Dataset items
....

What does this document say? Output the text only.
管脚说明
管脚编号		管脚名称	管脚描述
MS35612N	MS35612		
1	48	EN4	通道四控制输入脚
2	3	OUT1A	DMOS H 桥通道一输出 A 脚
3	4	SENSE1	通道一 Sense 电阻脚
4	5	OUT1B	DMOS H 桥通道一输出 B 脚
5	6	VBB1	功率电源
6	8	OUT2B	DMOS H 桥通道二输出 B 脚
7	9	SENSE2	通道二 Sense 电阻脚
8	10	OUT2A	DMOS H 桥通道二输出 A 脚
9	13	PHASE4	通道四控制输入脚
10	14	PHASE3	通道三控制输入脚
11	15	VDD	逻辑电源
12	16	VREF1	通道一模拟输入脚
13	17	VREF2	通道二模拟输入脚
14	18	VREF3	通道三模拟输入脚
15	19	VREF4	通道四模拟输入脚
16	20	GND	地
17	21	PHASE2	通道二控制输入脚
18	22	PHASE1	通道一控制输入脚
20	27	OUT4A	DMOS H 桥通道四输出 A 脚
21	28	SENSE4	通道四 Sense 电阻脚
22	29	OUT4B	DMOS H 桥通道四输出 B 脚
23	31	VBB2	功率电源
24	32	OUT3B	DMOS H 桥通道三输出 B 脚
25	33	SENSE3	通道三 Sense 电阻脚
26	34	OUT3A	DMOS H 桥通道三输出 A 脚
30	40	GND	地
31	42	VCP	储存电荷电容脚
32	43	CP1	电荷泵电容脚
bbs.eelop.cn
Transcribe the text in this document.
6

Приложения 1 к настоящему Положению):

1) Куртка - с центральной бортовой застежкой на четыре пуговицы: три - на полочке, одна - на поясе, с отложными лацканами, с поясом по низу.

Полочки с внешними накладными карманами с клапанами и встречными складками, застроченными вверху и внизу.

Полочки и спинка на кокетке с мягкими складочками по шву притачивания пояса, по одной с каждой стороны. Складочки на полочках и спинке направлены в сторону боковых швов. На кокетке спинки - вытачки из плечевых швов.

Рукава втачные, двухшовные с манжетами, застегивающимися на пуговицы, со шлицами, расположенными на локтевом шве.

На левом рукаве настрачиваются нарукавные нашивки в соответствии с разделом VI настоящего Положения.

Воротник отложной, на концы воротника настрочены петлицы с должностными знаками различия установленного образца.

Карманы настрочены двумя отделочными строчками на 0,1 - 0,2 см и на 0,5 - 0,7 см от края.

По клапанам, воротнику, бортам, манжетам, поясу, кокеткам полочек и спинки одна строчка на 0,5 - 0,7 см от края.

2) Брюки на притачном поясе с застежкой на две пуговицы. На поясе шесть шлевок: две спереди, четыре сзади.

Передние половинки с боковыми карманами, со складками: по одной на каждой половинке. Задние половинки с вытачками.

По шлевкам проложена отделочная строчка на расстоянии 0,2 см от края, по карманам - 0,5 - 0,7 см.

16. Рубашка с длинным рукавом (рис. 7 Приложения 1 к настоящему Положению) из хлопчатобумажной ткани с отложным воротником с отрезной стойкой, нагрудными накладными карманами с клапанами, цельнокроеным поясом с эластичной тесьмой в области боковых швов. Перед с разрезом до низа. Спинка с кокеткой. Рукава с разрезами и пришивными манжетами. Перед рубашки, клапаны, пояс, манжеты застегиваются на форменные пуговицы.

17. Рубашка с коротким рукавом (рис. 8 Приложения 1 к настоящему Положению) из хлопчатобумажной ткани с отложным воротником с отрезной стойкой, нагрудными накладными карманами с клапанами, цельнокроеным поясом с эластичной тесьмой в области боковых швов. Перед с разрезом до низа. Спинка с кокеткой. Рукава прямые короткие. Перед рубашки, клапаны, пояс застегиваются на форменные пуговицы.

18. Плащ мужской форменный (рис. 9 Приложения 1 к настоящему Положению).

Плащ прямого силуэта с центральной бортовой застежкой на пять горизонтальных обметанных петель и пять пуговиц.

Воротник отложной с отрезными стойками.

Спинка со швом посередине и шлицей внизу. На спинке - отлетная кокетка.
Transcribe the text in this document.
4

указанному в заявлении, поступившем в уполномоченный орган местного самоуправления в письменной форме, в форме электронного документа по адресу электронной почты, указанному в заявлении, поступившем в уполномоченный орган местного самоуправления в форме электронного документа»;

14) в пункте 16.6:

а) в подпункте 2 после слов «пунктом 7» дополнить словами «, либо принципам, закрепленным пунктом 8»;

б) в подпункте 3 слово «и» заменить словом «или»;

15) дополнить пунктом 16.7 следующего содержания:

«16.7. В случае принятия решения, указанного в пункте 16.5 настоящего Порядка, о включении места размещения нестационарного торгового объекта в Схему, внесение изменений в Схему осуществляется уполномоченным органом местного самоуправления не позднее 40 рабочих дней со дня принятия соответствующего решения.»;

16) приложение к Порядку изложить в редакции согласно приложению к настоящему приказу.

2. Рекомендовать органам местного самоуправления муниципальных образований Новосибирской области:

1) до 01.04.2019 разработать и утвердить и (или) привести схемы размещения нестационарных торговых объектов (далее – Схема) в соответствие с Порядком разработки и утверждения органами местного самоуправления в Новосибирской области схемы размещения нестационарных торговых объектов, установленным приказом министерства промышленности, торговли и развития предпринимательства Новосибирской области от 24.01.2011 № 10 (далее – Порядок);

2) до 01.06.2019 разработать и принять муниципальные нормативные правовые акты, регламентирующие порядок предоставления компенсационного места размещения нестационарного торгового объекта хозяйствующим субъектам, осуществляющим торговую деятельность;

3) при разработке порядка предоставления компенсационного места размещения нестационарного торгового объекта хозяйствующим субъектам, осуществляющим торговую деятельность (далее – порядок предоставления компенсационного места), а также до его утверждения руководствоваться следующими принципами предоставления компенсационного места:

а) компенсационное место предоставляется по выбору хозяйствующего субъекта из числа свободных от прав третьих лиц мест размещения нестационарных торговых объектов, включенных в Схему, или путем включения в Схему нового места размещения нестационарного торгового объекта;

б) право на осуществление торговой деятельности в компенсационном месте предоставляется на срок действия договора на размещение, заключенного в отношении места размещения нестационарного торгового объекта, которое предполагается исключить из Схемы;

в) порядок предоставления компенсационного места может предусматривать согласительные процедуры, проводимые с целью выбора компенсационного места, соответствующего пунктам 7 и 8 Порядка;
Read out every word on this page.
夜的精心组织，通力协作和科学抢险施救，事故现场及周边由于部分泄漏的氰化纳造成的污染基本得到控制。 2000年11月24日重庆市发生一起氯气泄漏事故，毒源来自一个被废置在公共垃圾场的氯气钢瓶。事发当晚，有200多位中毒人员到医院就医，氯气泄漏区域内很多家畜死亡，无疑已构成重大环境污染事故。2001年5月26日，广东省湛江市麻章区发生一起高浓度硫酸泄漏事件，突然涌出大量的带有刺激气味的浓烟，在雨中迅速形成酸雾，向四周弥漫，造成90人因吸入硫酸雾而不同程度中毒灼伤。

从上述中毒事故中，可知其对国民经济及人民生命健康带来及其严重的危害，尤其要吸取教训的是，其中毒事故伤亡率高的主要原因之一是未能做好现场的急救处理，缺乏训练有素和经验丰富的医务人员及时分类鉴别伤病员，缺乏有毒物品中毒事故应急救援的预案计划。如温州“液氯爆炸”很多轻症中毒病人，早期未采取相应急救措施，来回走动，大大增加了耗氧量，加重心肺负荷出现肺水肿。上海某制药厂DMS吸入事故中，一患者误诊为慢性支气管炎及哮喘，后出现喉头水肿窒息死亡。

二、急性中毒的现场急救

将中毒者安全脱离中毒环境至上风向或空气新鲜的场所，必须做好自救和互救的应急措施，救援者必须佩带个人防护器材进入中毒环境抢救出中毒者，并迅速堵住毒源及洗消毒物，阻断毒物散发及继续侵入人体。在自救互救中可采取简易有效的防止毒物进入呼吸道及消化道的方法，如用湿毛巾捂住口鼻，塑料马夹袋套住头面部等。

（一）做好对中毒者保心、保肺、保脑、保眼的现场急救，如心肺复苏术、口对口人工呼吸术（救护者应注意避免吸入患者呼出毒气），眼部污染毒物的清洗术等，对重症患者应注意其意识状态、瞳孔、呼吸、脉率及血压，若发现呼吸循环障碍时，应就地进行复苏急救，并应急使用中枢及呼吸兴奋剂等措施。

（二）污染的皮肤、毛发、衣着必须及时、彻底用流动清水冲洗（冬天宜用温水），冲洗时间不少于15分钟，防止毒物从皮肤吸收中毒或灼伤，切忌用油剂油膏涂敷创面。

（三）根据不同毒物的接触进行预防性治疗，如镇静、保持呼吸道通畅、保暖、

....

▶ TASK DETAILS
Every line of the records that includes the word "утверждения" should be gathered.

▶ RESPONSE TO THE TASK
1) до 01.04.2019 разработать и утвердить и (или) привести схемы размещения нестационарных торговых объектов (далее – Схема) в соответствие с Порядком разработки и утверждения органами местного самоуправления в Новосибирской области схемы размещения нестационарных торговых объектов, установленным приказом министерства промышленности, торговли и развития предпринимательства Новосибирской области от 24.01.2011 № 10 (далее – Порядок);
3) при разработке порядка предоставления компенсационного места размещения нестационарного торгового объекта хозяйствующим субъектам, осуществляющим торговую деятельность (далее – порядок предоставления компенсационного места), а также до его утверждения руководствоваться следующими принципами предоставления компенсационного места:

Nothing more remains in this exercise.